▶ [ENTRIES SUPPLIED]

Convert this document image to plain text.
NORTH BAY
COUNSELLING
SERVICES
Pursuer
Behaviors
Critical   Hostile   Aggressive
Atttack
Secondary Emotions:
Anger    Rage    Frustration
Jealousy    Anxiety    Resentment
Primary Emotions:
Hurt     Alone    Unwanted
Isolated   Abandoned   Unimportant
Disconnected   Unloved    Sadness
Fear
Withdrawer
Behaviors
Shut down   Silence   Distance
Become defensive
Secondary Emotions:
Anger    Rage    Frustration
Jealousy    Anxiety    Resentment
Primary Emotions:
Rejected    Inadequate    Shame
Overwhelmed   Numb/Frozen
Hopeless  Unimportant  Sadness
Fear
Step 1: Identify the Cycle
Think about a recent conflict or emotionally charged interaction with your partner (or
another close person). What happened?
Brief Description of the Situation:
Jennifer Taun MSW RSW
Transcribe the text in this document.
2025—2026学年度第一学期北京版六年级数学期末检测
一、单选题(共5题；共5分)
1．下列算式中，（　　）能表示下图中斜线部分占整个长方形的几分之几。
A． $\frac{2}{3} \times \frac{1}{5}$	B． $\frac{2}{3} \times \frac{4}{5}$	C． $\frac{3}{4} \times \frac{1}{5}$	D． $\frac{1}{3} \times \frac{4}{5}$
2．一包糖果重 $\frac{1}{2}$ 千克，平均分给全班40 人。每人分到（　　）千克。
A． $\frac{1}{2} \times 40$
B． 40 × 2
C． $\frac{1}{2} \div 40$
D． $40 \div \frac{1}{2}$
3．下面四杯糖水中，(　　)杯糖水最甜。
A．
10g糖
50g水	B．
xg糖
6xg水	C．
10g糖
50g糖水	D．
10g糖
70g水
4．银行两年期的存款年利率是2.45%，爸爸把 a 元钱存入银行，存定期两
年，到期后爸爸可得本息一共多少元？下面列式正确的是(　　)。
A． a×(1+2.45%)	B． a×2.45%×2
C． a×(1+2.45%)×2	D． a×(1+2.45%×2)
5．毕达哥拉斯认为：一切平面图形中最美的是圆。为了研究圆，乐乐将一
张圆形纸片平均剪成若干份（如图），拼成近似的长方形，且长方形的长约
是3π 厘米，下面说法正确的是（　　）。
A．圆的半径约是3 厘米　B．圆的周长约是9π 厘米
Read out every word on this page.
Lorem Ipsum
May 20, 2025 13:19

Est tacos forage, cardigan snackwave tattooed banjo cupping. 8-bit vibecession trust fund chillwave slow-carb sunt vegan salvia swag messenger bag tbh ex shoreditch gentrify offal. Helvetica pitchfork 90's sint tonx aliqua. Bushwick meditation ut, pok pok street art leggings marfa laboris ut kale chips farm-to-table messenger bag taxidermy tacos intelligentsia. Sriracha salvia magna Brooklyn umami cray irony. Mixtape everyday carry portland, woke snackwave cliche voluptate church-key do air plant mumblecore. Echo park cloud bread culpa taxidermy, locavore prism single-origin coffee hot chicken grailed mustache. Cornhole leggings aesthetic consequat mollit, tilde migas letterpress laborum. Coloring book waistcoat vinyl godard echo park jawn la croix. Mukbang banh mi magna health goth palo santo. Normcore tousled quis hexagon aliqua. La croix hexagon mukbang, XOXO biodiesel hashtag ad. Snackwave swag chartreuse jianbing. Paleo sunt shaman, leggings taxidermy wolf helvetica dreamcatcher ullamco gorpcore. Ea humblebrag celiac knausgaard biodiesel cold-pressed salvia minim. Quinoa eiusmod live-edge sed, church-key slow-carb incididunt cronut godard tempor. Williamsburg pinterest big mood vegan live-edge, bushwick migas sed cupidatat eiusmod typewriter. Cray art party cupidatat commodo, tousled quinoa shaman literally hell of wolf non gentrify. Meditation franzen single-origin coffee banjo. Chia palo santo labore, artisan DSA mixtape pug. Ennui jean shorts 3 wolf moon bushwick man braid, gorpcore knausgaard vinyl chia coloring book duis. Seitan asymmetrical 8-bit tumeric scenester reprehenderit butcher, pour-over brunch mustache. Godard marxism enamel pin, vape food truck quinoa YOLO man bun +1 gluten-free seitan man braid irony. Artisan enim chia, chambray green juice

▶ [REQUIREMENTS]
Each line in the listing above either holds the string "this" or does not; state how many do, giving the number only.

▶ [EXERCISE SOLUTION]
3